Questions d'étude:
#1 Selon le texte sur les tarifs de l'aide juridique, quel montant reçoit le nouvel avocat lorsqu'un accusé change d'avocat après son plaidoyer de culpabilité ?
#2 Dans le texte sur les tarifs de l'aide juridique, relevez toutes les tâches pour lesquelles, au dire de Me Bédard, l'avocat qui accepte un mandat d'aide juridique n'est pas payé.
#3 Poursuivez le texte sur les tarifs de l'aide juridique après sa dernière phrase.

##### Extrait du document

À titre d’exemple, un avocat de pratique privée qui accepte un mandat d’aide juridique pour défendre un client recevra un montant forfaitaire total de 330 $ pour assurer la défense s’il est accusé par voie de procédure sommaire. Dans le cas d’accusations portées sur acte criminel, les honoraires forfaitaires consentis sont de 550 $, et ce pour la totalité du travail accompli à partir de la première rencontre avec le client jusqu’à la décision finale par le juge, ce qui représente des centaines d’heures de travail. En contre partie, ils seront payés le double, voire le triple pour les mandats qu’ils ont avec des clients privés.

Au dire de Me Bédard, l’avocat qui accepte un mandat d’aide juridique n’est donc pas payé pour ses rencontres avec les clients, la préparation, l’étude du dossier, les remises qui peuvent s’étirer sur une ou deux années. «Si tu es accusé d’agression sexuelle, comment peux-tu concevoir que tu auras droit à une défense pleine et entière alors que ton avocat est payé 550 $?», demande-t-elle.

Ces tarifs ont un impact direct sur les droits des accusés puisque les avocats, toujours en vertu de leur code de déontologie, acceptent de moins en moins des mandats d’aide juridique ou certains types de mandats, étant incapables d’y mettre les énergies nécessaires, compte tenu de leur volume de dossiers.

C’est ainsi que de plus en plus de prévenus vont plaider coupables ou décider de se représenter seuls . «Ça pénalise la classe moyenne et les plus démunis», déplore Me Bédard.

Les tarifs sont également considérés anormalement bas lors des représentations sur sentence. «Si l’accusé veut changer d’avocat après son plaidoyer de culpabilité, le prochain sera payé 65$ pour un dossier qu’il doit réétudier du tout début, pour sa préparation, les rencontres et les plaidoiries en cour. Ce n’est pas sans raison qu’il n’y a presque pas d’avocats qui acceptent de reprendre un mandat», souligne Me Bédard.

##########
##### Lignes extraites

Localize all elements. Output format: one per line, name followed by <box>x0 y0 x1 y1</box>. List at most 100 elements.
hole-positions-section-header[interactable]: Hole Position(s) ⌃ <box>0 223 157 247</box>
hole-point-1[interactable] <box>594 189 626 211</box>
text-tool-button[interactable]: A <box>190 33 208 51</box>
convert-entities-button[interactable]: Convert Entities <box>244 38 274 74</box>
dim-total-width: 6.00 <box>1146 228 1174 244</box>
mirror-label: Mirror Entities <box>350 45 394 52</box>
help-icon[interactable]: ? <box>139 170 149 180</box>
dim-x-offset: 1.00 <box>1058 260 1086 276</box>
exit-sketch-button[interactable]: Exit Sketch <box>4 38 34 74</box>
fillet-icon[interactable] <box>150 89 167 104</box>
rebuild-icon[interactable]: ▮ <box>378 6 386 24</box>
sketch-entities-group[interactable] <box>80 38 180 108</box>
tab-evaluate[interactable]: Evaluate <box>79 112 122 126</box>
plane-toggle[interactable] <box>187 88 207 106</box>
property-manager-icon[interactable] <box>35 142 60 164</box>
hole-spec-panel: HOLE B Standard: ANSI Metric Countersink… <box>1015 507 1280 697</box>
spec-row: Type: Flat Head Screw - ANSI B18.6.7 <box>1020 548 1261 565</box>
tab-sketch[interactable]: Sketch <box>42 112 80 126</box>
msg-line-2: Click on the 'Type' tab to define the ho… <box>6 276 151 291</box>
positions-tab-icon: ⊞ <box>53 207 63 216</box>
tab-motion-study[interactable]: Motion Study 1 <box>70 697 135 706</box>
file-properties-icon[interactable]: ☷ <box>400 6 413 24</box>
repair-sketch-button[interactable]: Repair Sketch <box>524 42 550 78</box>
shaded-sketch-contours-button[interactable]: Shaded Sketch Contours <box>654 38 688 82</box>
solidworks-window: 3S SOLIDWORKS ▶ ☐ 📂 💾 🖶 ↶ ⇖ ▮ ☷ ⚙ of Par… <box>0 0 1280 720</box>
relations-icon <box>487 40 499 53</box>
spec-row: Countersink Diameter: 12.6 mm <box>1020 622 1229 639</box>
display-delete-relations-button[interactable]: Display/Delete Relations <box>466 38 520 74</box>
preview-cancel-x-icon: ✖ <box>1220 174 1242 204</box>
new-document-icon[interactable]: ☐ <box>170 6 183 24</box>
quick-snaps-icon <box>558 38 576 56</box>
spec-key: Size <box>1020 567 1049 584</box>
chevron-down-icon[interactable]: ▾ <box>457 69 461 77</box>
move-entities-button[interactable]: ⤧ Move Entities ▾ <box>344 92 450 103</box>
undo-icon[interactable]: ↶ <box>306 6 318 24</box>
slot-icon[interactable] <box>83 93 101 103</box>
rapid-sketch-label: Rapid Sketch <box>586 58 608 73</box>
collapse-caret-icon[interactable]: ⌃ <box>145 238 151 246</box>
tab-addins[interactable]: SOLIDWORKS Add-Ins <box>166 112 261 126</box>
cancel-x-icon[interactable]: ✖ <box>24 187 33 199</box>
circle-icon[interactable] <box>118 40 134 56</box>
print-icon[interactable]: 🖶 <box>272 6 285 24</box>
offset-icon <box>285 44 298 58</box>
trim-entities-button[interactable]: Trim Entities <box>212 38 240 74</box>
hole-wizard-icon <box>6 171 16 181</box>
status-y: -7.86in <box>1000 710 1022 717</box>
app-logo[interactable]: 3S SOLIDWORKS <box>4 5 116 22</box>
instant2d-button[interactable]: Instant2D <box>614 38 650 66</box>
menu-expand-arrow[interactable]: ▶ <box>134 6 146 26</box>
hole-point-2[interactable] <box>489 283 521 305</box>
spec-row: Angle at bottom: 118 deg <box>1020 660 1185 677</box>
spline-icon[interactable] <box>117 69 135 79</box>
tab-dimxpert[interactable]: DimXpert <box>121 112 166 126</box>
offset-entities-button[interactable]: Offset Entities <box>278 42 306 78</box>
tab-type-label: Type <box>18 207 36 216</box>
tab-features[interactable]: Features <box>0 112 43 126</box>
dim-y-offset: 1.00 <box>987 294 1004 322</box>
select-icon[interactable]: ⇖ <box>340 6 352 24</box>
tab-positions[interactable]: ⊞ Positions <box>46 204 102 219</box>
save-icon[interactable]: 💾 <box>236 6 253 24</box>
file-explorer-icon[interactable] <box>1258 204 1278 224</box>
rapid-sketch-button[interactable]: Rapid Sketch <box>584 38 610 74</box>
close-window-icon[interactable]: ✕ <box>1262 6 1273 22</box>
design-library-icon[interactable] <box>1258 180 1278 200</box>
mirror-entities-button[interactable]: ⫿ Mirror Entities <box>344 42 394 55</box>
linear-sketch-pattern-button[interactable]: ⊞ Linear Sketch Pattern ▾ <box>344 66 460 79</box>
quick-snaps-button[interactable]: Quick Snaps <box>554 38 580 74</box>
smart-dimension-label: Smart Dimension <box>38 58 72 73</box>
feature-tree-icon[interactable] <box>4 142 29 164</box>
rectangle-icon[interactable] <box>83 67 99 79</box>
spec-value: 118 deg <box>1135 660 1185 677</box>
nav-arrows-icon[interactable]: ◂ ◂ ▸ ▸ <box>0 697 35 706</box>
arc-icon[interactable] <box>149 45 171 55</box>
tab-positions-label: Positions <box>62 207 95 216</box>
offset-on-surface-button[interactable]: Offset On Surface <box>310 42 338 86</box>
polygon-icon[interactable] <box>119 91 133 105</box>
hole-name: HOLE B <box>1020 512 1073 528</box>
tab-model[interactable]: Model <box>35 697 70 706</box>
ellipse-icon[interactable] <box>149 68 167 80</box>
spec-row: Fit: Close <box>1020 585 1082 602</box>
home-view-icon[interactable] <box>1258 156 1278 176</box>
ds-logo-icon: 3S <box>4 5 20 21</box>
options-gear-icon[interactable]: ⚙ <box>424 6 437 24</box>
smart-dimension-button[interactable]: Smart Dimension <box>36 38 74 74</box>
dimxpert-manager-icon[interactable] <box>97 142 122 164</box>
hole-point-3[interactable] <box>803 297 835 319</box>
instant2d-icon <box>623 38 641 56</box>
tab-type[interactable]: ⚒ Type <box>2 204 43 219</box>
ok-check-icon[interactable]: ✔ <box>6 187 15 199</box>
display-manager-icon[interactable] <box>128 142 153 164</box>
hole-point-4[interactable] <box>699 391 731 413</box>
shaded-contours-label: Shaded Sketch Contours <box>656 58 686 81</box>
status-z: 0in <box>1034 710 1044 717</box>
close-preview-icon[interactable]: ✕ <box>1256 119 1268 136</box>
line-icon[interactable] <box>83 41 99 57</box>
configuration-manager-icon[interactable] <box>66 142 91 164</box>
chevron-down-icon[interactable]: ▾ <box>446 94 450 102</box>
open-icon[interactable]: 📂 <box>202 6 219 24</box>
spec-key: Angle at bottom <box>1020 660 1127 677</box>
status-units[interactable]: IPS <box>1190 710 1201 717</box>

##########

Liste des réponses:
#1 65 $

#2
- ses rencontres avec les clients
- la préparation
- l'étude du dossier
- les remises qui peuvent s'étirer sur une ou deux années

#3
Et dans le cadre d’une enquête sur remise en liberté, les avocats ont droit à un supplément de 150 $ sauf si la remise en liberté se fait de consentement avec la Couronne. L’avocat aura beau avoir négocié et fait toutes les démarches nécessaires pour dénicher une thérapie, une adresse ou une garantie satisfaisante, aucun salaire ne lui sera versé. «On s’entend que cela aurait été plus payant pour nous de tenir cette enquête devant un juge», rétorque Me Bédard.

Ces tarifs touchent aussi le Programme d’accompagnement justice-santé mentale et les autres domaines du droit notamment en matière civile, familiale et jeunesse. On rapporte que de moins en moins d’avocats acceptent les mandats d’aide juridique pour des causes de divorce contesté.

En fin de compte, c’est toute la crédibilité du système judiciaire qui est en jeu, selon Me Bédard. «Ça affecte la confiance du citoyen envers le système de justice. Il y a une apparence et il y a un risque pour les Québécois et, c’est très problématique», martèle l’avocate.

Les chiffres parlent d’eux-mêmes. Selon une étude du Jeune Barreau de Montréal, il y a eu une baisse d’un tiers de la proportion des avocats de pratique privée qui acceptent des dossiers judiciaires entre 1989 et 2015. Et comme les mandats privés d’aide juridique représentent 52,5 % de tous les mandats de cette catégorie au Québec, les avocats affectés en permanence au service d’aide juridique subissent eux aussi les contrecoups, ce qui viendrait affecter la totalité du système d’aide juridique.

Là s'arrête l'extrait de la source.